REQUIRED WORK: Which lines hold the word "JSON"? Show each of them.

RECORDS SUPPLIED:

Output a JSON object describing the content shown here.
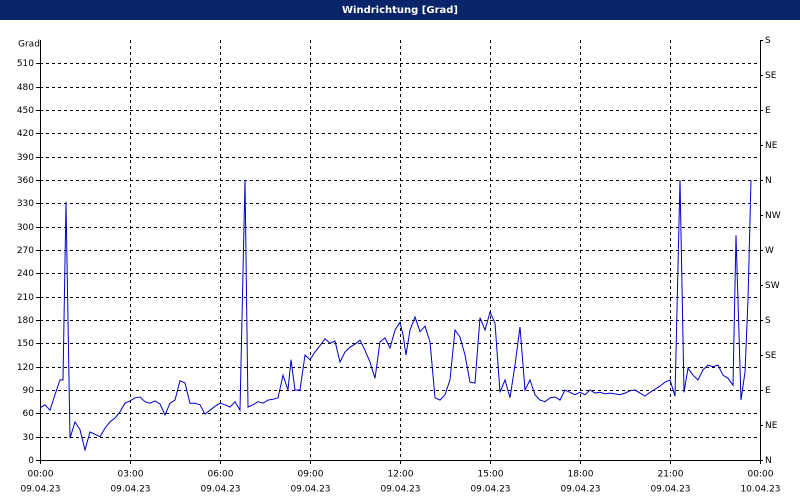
{
  "chart_data": {
    "type": "line",
    "title": "Windrichtung [Grad]",
    "ylabel": "Grad",
    "color": "#0000cc",
    "grid": true,
    "xlim": [
      0,
      1440
    ],
    "xticks": [
      {
        "value": 0,
        "label": "00:00"
      },
      {
        "value": 180,
        "label": "03:00"
      },
      {
        "value": 360,
        "label": "06:00"
      },
      {
        "value": 540,
        "label": "09:00"
      },
      {
        "value": 720,
        "label": "12:00"
      },
      {
        "value": 900,
        "label": "15:00"
      },
      {
        "value": 1080,
        "label": "18:00"
      },
      {
        "value": 1260,
        "label": "21:00"
      },
      {
        "value": 1440,
        "label": "00:00"
      }
    ],
    "xtick_dates": [
      "09.04.23",
      "09.04.23",
      "09.04.23",
      "09.04.23",
      "09.04.23",
      "09.04.23",
      "09.04.23",
      "09.04.23",
      "10.04.23"
    ],
    "ylim": [
      0,
      540
    ],
    "yticks": [
      0,
      30,
      60,
      90,
      120,
      150,
      180,
      210,
      240,
      270,
      300,
      330,
      360,
      390,
      420,
      450,
      480,
      510
    ],
    "y2lim": [
      0,
      540
    ],
    "y2ticks": [
      {
        "value": 0,
        "label": "N"
      },
      {
        "value": 45,
        "label": "NE"
      },
      {
        "value": 90,
        "label": "E"
      },
      {
        "value": 135,
        "label": "SE"
      },
      {
        "value": 180,
        "label": "S"
      },
      {
        "value": 225,
        "label": "SW"
      },
      {
        "value": 270,
        "label": "W"
      },
      {
        "value": 315,
        "label": "NW"
      },
      {
        "value": 360,
        "label": "N"
      },
      {
        "value": 405,
        "label": "NE"
      },
      {
        "value": 450,
        "label": "E"
      },
      {
        "value": 495,
        "label": "SE"
      },
      {
        "value": 540,
        "label": "S"
      }
    ],
    "x": [
      0,
      10,
      20,
      30,
      40,
      46,
      52,
      60,
      70,
      80,
      90,
      100,
      110,
      120,
      130,
      140,
      150,
      160,
      170,
      180,
      190,
      200,
      210,
      220,
      230,
      240,
      250,
      260,
      270,
      280,
      290,
      300,
      310,
      320,
      330,
      340,
      350,
      360,
      370,
      380,
      390,
      400,
      410,
      416,
      426,
      436,
      446,
      456,
      466,
      476,
      486,
      496,
      502,
      510,
      520,
      530,
      540,
      550,
      560,
      570,
      580,
      590,
      600,
      610,
      620,
      630,
      640,
      650,
      660,
      670,
      680,
      690,
      700,
      710,
      720,
      726,
      732,
      740,
      750,
      760,
      770,
      780,
      790,
      800,
      810,
      820,
      830,
      840,
      850,
      860,
      870,
      880,
      890,
      900,
      910,
      920,
      930,
      940,
      950,
      960,
      970,
      980,
      990,
      1000,
      1010,
      1020,
      1030,
      1040,
      1050,
      1060,
      1070,
      1080,
      1090,
      1100,
      1110,
      1120,
      1130,
      1140,
      1150,
      1160,
      1170,
      1180,
      1190,
      1200,
      1210,
      1220,
      1230,
      1240,
      1250,
      1260,
      1270,
      1280,
      1288,
      1296,
      1306,
      1316,
      1326,
      1336,
      1346,
      1356,
      1366,
      1376,
      1386,
      1392,
      1402,
      1410,
      1416,
      1422
    ],
    "values": [
      67,
      71,
      64,
      84,
      103,
      103,
      332,
      28,
      49,
      39,
      13,
      36,
      33,
      30,
      41,
      49,
      54,
      62,
      73,
      76,
      80,
      81,
      75,
      73,
      76,
      72,
      58,
      73,
      77,
      102,
      99,
      73,
      73,
      71,
      59,
      64,
      69,
      73,
      71,
      68,
      75,
      64,
      360,
      68,
      71,
      75,
      73,
      77,
      78,
      80,
      109,
      90,
      129,
      90,
      90,
      135,
      129,
      139,
      147,
      156,
      150,
      153,
      126,
      139,
      145,
      149,
      154,
      141,
      126,
      105,
      152,
      157,
      144,
      167,
      177,
      161,
      135,
      167,
      184,
      165,
      172,
      152,
      80,
      77,
      84,
      103,
      167,
      158,
      135,
      100,
      99,
      183,
      167,
      190,
      176,
      87,
      103,
      80,
      122,
      171,
      90,
      103,
      84,
      77,
      75,
      80,
      81,
      77,
      90,
      87,
      84,
      87,
      84,
      90,
      86,
      87,
      85,
      86,
      85,
      84,
      86,
      89,
      90,
      86,
      82,
      87,
      91,
      95,
      100,
      103,
      82,
      360,
      87,
      118,
      109,
      103,
      116,
      122,
      120,
      122,
      109,
      105,
      96,
      289,
      77,
      113,
      206,
      360
    ]
  }
}
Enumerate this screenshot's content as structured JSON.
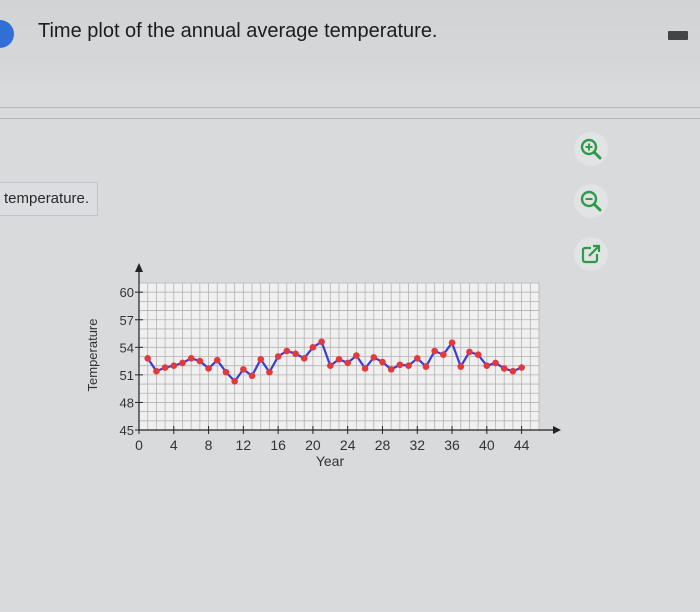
{
  "header": {
    "title": "Time plot of the annual average temperature."
  },
  "side_panel": {
    "label": "temperature."
  },
  "toolbar": {
    "zoom_in_icon": "zoom-in-icon",
    "zoom_out_icon": "zoom-out-icon",
    "open_external_icon": "open-external-icon"
  },
  "colors": {
    "accent": "#2f6fd6",
    "icon_green": "#2e9a4a",
    "line": "#3a3cd6",
    "points": "#e23a3a",
    "grid": "#b3b3b3"
  },
  "chart_data": {
    "type": "line",
    "xlabel": "Year",
    "ylabel": "Temperature",
    "xlim": [
      0,
      46
    ],
    "ylim": [
      45,
      61
    ],
    "x_ticks": [
      0,
      4,
      8,
      12,
      16,
      20,
      24,
      28,
      32,
      36,
      40,
      44
    ],
    "y_ticks": [
      45,
      48,
      51,
      54,
      57,
      60
    ],
    "grid": true,
    "series": [
      {
        "x": [
          1,
          2,
          3,
          4,
          5,
          6,
          7,
          8,
          9,
          10,
          11,
          12,
          13,
          14,
          15,
          16,
          17,
          18,
          19,
          20,
          21,
          22,
          23,
          24,
          25,
          26,
          27,
          28,
          29,
          30,
          31,
          32,
          33,
          34,
          35,
          36,
          37,
          38,
          39,
          40,
          41,
          42,
          43,
          44
        ],
        "values": [
          52.8,
          51.4,
          51.8,
          52.0,
          52.3,
          52.8,
          52.5,
          51.7,
          52.6,
          51.3,
          50.3,
          51.6,
          50.9,
          52.7,
          51.3,
          53.0,
          53.6,
          53.3,
          52.8,
          54.0,
          54.6,
          52.0,
          52.7,
          52.3,
          53.1,
          51.7,
          52.9,
          52.4,
          51.6,
          52.1,
          52.0,
          52.8,
          51.9,
          53.6,
          53.2,
          54.5,
          51.9,
          53.5,
          53.2,
          52.0,
          52.3,
          51.7,
          51.4,
          51.8
        ]
      }
    ]
  }
}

EXERCISE RESULT:
Output a JSON object describing the content shown here.
Enumerate this screenshot's content as structured JSON.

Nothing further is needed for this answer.